TO BE DONE: Below are the records; locate each line with the word "name" and copy it.
===== DATASET EXCERPTS
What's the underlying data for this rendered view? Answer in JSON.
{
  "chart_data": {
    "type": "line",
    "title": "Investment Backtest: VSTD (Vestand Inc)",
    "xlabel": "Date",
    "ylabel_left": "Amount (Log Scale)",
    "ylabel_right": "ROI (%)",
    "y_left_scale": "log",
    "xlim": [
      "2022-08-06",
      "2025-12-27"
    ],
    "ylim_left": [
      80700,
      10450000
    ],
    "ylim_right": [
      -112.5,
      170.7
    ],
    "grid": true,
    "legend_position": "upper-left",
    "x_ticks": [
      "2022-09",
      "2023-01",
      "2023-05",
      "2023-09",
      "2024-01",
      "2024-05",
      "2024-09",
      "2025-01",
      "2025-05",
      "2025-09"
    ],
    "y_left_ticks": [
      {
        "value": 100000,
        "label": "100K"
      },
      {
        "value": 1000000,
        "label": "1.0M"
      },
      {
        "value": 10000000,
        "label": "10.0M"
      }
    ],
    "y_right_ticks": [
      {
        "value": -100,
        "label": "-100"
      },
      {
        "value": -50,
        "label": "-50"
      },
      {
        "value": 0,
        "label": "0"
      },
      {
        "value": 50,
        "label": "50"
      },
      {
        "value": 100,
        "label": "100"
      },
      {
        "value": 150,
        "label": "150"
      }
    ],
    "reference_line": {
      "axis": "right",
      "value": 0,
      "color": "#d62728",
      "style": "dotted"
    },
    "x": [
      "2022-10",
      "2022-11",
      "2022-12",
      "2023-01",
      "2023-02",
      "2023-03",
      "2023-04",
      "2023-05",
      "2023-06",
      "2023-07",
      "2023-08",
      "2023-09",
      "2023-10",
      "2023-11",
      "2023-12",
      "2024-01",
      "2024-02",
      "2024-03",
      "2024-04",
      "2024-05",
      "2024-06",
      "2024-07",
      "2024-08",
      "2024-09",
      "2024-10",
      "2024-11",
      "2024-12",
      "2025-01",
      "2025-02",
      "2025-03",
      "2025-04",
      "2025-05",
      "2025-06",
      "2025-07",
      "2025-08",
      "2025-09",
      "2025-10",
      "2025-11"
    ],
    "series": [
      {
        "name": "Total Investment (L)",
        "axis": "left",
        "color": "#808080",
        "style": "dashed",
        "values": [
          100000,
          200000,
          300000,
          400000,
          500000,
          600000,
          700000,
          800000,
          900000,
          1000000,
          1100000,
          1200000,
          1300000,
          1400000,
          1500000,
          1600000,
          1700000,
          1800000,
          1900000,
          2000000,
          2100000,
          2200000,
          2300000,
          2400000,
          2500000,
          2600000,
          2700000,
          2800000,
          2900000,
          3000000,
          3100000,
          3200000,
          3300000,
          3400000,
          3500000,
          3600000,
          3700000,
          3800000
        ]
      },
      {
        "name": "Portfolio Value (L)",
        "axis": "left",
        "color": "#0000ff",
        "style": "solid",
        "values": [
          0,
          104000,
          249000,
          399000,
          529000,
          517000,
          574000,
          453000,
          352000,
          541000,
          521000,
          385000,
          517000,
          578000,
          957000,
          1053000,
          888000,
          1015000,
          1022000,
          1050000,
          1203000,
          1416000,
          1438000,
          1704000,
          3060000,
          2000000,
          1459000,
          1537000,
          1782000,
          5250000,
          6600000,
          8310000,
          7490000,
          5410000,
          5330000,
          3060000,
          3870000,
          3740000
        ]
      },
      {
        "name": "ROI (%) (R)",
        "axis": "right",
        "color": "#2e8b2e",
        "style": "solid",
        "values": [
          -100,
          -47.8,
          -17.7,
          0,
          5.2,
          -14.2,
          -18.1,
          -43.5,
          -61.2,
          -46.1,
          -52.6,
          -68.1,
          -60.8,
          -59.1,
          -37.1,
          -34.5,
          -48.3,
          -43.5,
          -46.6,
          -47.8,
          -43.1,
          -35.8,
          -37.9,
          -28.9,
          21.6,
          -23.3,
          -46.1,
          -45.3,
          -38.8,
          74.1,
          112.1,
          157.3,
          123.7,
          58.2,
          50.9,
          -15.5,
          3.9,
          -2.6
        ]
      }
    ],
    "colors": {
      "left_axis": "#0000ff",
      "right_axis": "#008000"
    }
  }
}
==========
EXERCISE RESULT:
        "name": "Total Investment (L)",
        "name": "Portfolio Value (L)",
        "name": "ROI (%) (R)",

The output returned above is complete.